» Stated exercise:
All lines holding the string "Smith" are to be shown.

» Data for this task:
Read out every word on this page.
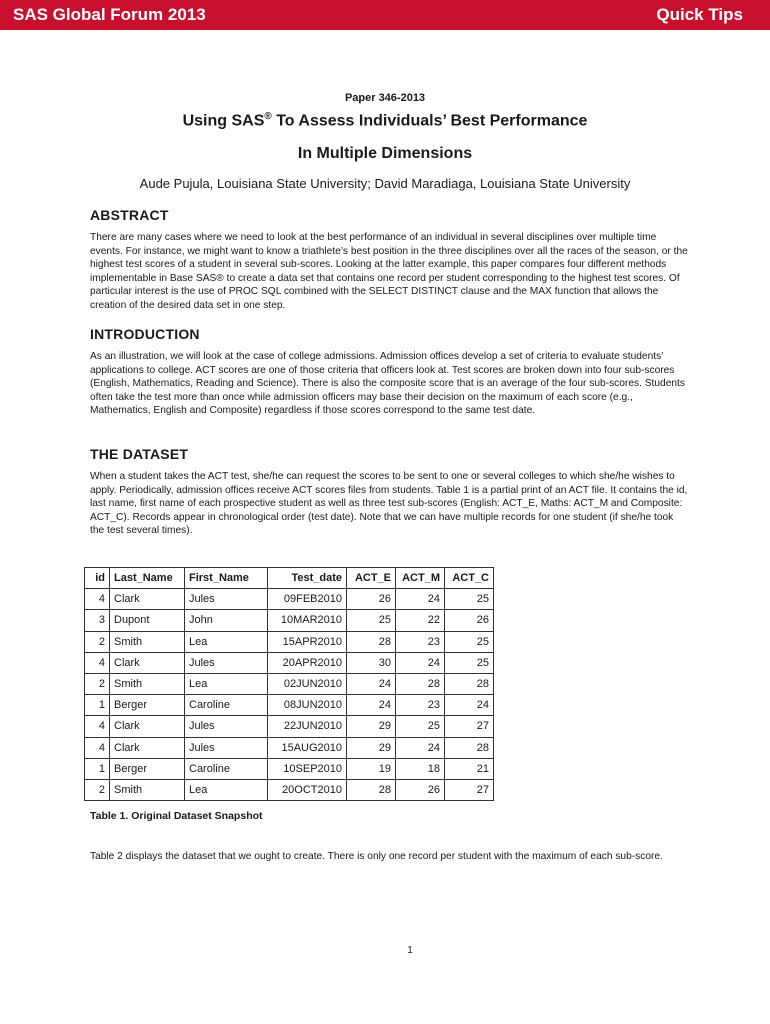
SAS Global Forum 2013	Quick Tips
Paper 346-2013
Using SAS® To Assess Individuals’ Best Performance
In Multiple Dimensions
Aude Pujula, Louisiana State University; David Maradiaga, Louisiana State University
ABSTRACT

There are many cases where we need to look at the best performance of an individual in several disciplines over multiple time events. For instance, we might want to know a triathlete’s best position in the three disciplines over all the races of the season, or the highest test scores of a student in several sub-scores. Looking at the latter example, this paper compares four different methods implementable in Base SAS® to create a data set that contains one record per student corresponding to the highest test scores. Of particular interest is the use of PROC SQL combined with the SELECT DISTINCT clause and the MAX function that allows the creation of the desired data set in one step.

INTRODUCTION

As an illustration, we will look at the case of college admissions. Admission offices develop a set of criteria to evaluate students’ applications to college. ACT scores are one of those criteria that officers look at. Test scores are broken down into four sub-scores (English, Mathematics, Reading and Science). There is also the composite score that is an average of the four sub-scores. Students often take the test more than once while admission officers may base their decision on the maximum of each score (e.g., Mathematics, English and Composite) regardless if those scores correspond to the same test date.

THE DATASET

When a student takes the ACT test, she/he can request the scores to be sent to one or several colleges to which she/he wishes to apply. Periodically, admission offices receive ACT scores files from students. Table 1 is a partial print of an ACT file. It contains the id, last name, first name of each prospective student as well as three test sub-scores (English: ACT_E, Maths: ACT_M and Composite: ACT_C). Records appear in chronological order (test date). Note that we can have multiple records for one student (if she/he took the test several times).

id	Last_Name	First_Name	Test_date	ACT_E	ACT_M	ACT_C
4	Clark	Jules	09FEB2010	26	24	25
3	Dupont	John	10MAR2010	25	22	26
2	Smith	Lea	15APR2010	28	23	25
4	Clark	Jules	20APR2010	30	24	25
2	Smith	Lea	02JUN2010	24	28	28
1	Berger	Caroline	08JUN2010	24	23	24
4	Clark	Jules	22JUN2010	29	25	27
4	Clark	Jules	15AUG2010	29	24	28
1	Berger	Caroline	10SEP2010	19	18	21
2	Smith	Lea	20OCT2010	28	26	27
Table 1. Original Dataset Snapshot

Table 2 displays the dataset that we ought to create. There is only one record per student with the maximum of each sub-score.

1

» Exercise solution:
2	Smith	Lea	15APR2010	28	23	25
2	Smith	Lea	02JUN2010	24	28	28
2	Smith	Lea	20OCT2010	28	26	27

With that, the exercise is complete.